> Written task
Select every line below containing the word "control".

— Start of Material for the task —

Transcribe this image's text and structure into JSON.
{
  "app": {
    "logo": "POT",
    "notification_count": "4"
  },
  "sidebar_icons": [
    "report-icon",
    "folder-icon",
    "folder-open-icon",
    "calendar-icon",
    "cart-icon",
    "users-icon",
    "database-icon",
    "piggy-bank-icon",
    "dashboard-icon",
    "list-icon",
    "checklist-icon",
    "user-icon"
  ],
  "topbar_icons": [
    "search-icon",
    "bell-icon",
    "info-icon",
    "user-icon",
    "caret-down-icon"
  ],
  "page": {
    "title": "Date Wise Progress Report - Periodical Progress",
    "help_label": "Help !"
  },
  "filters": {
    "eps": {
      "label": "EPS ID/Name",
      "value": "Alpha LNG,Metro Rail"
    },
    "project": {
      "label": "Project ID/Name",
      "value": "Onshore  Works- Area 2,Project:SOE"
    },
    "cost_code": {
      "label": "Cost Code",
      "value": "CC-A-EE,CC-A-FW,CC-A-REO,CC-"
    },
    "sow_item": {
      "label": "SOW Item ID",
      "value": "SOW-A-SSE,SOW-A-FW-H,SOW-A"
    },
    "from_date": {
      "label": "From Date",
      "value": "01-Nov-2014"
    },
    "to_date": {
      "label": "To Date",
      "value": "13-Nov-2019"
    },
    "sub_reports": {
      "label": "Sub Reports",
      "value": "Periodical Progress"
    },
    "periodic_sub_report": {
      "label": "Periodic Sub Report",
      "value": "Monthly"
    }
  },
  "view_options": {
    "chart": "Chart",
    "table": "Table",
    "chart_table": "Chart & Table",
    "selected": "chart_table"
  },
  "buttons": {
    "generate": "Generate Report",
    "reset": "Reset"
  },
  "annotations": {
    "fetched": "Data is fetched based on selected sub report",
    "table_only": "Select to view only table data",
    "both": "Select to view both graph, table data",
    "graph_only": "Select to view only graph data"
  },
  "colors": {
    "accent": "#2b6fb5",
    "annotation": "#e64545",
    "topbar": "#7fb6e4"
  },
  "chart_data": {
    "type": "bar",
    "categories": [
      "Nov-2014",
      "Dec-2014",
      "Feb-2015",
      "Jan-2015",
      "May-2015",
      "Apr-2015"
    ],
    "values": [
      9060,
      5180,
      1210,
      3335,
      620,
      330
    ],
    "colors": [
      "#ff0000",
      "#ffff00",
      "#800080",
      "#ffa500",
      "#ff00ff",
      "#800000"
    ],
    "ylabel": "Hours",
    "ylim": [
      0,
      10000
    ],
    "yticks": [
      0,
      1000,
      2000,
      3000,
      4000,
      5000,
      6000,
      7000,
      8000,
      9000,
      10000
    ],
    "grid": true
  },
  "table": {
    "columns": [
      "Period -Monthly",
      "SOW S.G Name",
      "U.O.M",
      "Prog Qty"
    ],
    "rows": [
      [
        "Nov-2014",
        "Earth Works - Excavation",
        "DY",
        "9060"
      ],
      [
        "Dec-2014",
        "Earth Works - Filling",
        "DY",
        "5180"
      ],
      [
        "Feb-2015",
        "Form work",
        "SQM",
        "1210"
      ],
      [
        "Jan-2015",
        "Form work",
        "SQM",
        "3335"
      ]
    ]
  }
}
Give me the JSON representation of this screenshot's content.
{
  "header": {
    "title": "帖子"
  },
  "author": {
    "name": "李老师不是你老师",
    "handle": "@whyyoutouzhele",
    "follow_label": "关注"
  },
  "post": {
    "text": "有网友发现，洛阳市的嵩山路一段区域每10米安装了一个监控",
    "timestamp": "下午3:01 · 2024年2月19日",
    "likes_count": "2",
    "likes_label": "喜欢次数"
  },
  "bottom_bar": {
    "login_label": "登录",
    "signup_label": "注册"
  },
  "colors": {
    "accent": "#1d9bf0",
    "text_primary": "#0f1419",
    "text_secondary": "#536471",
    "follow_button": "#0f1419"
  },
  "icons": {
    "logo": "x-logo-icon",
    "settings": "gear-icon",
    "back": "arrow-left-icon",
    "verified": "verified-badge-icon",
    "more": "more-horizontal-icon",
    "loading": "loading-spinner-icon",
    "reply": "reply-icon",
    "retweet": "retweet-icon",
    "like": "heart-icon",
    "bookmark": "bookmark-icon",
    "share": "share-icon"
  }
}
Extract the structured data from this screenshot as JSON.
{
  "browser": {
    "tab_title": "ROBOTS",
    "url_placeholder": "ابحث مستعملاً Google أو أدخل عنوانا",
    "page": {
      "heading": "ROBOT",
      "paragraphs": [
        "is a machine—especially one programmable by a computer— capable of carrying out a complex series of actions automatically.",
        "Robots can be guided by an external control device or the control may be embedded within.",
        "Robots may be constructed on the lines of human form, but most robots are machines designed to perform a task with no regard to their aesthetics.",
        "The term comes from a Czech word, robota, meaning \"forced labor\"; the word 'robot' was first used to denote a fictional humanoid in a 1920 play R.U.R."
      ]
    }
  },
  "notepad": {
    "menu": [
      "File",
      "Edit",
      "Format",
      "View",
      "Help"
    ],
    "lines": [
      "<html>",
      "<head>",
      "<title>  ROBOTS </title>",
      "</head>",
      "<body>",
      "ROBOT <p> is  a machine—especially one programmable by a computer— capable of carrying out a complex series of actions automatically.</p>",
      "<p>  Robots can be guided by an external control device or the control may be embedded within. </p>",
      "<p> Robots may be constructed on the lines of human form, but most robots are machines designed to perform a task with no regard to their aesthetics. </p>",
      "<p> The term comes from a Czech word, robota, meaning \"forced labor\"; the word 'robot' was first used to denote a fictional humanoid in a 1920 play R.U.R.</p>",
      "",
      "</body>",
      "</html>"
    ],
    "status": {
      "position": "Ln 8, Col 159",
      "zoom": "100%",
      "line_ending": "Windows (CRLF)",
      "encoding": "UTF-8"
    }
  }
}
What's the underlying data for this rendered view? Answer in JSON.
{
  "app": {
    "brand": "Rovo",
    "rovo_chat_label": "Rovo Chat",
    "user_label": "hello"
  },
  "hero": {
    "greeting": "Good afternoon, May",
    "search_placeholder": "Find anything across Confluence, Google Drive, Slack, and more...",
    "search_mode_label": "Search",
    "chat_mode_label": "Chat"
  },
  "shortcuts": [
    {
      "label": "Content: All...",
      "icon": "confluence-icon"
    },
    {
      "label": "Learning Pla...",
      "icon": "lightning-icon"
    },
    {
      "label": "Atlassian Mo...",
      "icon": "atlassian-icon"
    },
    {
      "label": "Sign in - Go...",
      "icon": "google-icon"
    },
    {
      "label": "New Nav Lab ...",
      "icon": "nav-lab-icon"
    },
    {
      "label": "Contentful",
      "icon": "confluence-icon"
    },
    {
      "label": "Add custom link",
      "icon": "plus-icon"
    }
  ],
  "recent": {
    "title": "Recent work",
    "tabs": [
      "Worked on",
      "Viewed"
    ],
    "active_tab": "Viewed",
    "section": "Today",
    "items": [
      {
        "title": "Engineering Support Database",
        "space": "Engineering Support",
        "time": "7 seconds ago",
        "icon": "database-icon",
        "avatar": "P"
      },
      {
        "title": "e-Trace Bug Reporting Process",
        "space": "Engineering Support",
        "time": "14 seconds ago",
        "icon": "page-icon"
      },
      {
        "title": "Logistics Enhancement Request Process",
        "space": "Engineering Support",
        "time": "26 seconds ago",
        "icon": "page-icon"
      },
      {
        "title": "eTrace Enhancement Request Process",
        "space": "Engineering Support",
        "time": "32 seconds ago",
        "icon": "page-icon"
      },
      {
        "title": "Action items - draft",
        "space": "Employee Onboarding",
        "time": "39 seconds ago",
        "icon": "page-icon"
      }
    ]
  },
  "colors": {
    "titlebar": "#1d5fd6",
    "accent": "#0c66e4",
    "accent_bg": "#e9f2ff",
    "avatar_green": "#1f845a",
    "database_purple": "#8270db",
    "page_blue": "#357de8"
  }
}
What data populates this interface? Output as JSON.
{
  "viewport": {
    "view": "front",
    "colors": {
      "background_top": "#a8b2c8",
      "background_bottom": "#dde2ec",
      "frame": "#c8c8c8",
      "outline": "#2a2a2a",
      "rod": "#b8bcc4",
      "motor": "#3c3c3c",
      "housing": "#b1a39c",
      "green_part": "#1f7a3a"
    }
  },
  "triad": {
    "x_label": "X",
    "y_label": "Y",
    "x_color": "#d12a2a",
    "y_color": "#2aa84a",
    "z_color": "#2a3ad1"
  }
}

— End of Material for the task —

> Reply to the task
        "Robots can be guided by an external control device or the control may be embedded within.",
      "<p>  Robots can be guided by an external control device or the control may be embedded within. </p>",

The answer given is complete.